------ RECORD SET
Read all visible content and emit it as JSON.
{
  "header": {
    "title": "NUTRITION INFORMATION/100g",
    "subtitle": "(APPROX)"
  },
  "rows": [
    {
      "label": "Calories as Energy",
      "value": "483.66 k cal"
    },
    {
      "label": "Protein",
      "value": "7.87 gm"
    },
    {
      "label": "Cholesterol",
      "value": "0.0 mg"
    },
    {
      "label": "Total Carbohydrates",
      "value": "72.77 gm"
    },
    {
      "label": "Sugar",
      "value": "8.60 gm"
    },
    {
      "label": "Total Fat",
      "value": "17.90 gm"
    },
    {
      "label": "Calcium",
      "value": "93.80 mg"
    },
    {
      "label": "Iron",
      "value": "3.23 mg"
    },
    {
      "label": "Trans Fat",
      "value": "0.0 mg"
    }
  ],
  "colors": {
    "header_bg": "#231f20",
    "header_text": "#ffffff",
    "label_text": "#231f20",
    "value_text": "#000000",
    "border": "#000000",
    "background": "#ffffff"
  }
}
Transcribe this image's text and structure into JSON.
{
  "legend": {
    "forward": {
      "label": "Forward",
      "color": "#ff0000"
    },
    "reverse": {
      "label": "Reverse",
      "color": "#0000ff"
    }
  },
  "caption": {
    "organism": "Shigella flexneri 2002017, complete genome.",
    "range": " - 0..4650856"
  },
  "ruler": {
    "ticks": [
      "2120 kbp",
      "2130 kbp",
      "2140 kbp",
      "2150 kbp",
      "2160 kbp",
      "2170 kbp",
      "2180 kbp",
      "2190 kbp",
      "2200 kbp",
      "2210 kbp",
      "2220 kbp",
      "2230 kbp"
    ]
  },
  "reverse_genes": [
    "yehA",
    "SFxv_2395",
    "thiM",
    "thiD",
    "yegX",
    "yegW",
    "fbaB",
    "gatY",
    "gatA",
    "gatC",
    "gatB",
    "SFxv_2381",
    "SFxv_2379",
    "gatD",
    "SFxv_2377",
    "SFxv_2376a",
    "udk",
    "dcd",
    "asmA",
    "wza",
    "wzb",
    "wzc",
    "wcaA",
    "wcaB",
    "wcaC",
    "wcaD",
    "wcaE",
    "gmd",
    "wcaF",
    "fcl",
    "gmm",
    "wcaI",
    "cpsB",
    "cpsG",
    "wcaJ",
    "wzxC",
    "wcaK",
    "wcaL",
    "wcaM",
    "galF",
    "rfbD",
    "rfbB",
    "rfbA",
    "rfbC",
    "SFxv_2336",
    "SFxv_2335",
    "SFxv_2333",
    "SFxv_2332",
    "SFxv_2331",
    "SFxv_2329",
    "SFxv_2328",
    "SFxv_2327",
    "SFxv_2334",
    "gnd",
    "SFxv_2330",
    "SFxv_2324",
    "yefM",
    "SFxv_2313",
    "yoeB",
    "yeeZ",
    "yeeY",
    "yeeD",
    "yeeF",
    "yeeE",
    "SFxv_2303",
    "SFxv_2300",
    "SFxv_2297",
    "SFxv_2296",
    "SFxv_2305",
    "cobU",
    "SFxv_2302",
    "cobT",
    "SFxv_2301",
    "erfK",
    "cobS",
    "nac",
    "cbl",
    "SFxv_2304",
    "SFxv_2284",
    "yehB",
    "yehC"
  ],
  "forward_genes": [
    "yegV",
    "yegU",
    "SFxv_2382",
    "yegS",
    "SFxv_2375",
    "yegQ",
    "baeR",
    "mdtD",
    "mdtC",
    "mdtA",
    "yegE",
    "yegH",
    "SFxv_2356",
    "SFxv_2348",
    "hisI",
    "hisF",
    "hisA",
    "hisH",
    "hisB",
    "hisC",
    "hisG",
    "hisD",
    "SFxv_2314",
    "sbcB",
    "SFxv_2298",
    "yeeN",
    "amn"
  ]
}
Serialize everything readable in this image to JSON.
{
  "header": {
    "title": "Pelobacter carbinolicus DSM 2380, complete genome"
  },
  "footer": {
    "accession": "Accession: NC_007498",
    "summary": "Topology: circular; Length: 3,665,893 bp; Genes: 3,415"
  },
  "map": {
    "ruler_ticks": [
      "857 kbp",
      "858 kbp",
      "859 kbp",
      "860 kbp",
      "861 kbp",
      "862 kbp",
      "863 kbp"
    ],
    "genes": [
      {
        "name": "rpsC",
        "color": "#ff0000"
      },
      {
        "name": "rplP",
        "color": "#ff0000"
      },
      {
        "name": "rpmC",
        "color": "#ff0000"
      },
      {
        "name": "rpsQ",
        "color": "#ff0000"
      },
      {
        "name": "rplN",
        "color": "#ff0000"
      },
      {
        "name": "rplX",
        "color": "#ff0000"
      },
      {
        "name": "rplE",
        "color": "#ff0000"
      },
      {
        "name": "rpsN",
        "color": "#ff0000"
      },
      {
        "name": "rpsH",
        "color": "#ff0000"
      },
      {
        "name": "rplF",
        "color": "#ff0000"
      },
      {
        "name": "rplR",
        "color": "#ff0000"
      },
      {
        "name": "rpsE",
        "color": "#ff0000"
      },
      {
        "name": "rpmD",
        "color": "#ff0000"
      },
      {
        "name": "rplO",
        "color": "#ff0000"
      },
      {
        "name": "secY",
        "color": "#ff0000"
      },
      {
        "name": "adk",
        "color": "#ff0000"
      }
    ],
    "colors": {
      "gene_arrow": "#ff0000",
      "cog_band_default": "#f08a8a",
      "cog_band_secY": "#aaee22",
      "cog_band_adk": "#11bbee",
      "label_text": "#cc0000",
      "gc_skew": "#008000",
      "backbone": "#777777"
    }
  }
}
------------
> _WORK ITEM_
Extract all of the data above and output it character for character.

> _EXERCISE RESULT_
Read all visible content and emit it as JSON.
{
  "header": {
    "title": "NUTRITION INFORMATION/100g",
    "subtitle": "(APPROX)"
  },
  "rows": [
    {
      "label": "Calories as Energy",
      "value": "483.66 k cal"
    },
    {
      "label": "Protein",
      "value": "7.87 gm"
    },
    {
      "label": "Cholesterol",
      "value": "0.0 mg"
    },
    {
      "label": "Total Carbohydrates",
      "value": "72.77 gm"
    },
    {
      "label": "Sugar",
      "value": "8.60 gm"
    },
    {
      "label": "Total Fat",
      "value": "17.90 gm"
    },
    {
      "label": "Calcium",
      "value": "93.80 mg"
    },
    {
      "label": "Iron",
      "value": "3.23 mg"
    },
    {
      "label": "Trans Fat",
      "value": "0.0 mg"
    }
  ],
  "colors": {
    "header_bg": "#231f20",
    "header_text": "#ffffff",
    "label_text": "#231f20",
    "value_text": "#000000",
    "border": "#000000",
    "background": "#ffffff"
  }
}
Transcribe this image's text and structure into JSON.
{
  "legend": {
    "forward": {
      "label": "Forward",
      "color": "#ff0000"
    },
    "reverse": {
      "label": "Reverse",
      "color": "#0000ff"
    }
  },
  "caption": {
    "organism": "Shigella flexneri 2002017, complete genome.",
    "range": " - 0..4650856"
  },
  "ruler": {
    "ticks": [
      "2120 kbp",
      "2130 kbp",
      "2140 kbp",
      "2150 kbp",
      "2160 kbp",
      "2170 kbp",
      "2180 kbp",
      "2190 kbp",
      "2200 kbp",
      "2210 kbp",
      "2220 kbp",
      "2230 kbp"
    ]
  },
  "reverse_genes": [
    "yehA",
    "SFxv_2395",
    "thiM",
    "thiD",
    "yegX",
    "yegW",
    "fbaB",
    "gatY",
    "gatA",
    "gatC",
    "gatB",
    "SFxv_2381",
    "SFxv_2379",
    "gatD",
    "SFxv_2377",
    "SFxv_2376a",
    "udk",
    "dcd",
    "asmA",
    "wza",
    "wzb",
    "wzc",
    "wcaA",
    "wcaB",
    "wcaC",
    "wcaD",
    "wcaE",
    "gmd",
    "wcaF",
    "fcl",
    "gmm",
    "wcaI",
    "cpsB",
    "cpsG",
    "wcaJ",
    "wzxC",
    "wcaK",
    "wcaL",
    "wcaM",
    "galF",
    "rfbD",
    "rfbB",
    "rfbA",
    "rfbC",
    "SFxv_2336",
    "SFxv_2335",
    "SFxv_2333",
    "SFxv_2332",
    "SFxv_2331",
    "SFxv_2329",
    "SFxv_2328",
    "SFxv_2327",
    "SFxv_2334",
    "gnd",
    "SFxv_2330",
    "SFxv_2324",
    "yefM",
    "SFxv_2313",
    "yoeB",
    "yeeZ",
    "yeeY",
    "yeeD",
    "yeeF",
    "yeeE",
    "SFxv_2303",
    "SFxv_2300",
    "SFxv_2297",
    "SFxv_2296",
    "SFxv_2305",
    "cobU",
    "SFxv_2302",
    "cobT",
    "SFxv_2301",
    "erfK",
    "cobS",
    "nac",
    "cbl",
    "SFxv_2304",
    "SFxv_2284",
    "yehB",
    "yehC"
  ],
  "forward_genes": [
    "yegV",
    "yegU",
    "SFxv_2382",
    "yegS",
    "SFxv_2375",
    "yegQ",
    "baeR",
    "mdtD",
    "mdtC",
    "mdtA",
    "yegE",
    "yegH",
    "SFxv_2356",
    "SFxv_2348",
    "hisI",
    "hisF",
    "hisA",
    "hisH",
    "hisB",
    "hisC",
    "hisG",
    "hisD",
    "SFxv_2314",
    "sbcB",
    "SFxv_2298",
    "yeeN",
    "amn"
  ]
}
Serialize everything readable in this image to JSON.
{
  "header": {
    "title": "Pelobacter carbinolicus DSM 2380, complete genome"
  },
  "footer": {
    "accession": "Accession: NC_007498",
    "summary": "Topology: circular; Length: 3,665,893 bp; Genes: 3,415"
  },
  "map": {
    "ruler_ticks": [
      "857 kbp",
      "858 kbp",
      "859 kbp",
      "860 kbp",
      "861 kbp",
      "862 kbp",
      "863 kbp"
    ],
    "genes": [
      {
        "name": "rpsC",
        "color": "#ff0000"
      },
      {
        "name": "rplP",
        "color": "#ff0000"
      },
      {
        "name": "rpmC",
        "color": "#ff0000"
      },
      {
        "name": "rpsQ",
        "color": "#ff0000"
      },
      {
        "name": "rplN",
        "color": "#ff0000"
      },
      {
        "name": "rplX",
        "color": "#ff0000"
      },
      {
        "name": "rplE",
        "color": "#ff0000"
      },
      {
        "name": "rpsN",
        "color": "#ff0000"
      },
      {
        "name": "rpsH",
        "color": "#ff0000"
      },
      {
        "name": "rplF",
        "color": "#ff0000"
      },
      {
        "name": "rplR",
        "color": "#ff0000"
      },
      {
        "name": "rpsE",
        "color": "#ff0000"
      },
      {
        "name": "rpmD",
        "color": "#ff0000"
      },
      {
        "name": "rplO",
        "color": "#ff0000"
      },
      {
        "name": "secY",
        "color": "#ff0000"
      },
      {
        "name": "adk",
        "color": "#ff0000"
      }
    ],
    "colors": {
      "gene_arrow": "#ff0000",
      "cog_band_default": "#f08a8a",
      "cog_band_secY": "#aaee22",
      "cog_band_adk": "#11bbee",
      "label_text": "#cc0000",
      "gc_skew": "#008000",
      "backbone": "#777777"
    }
  }
}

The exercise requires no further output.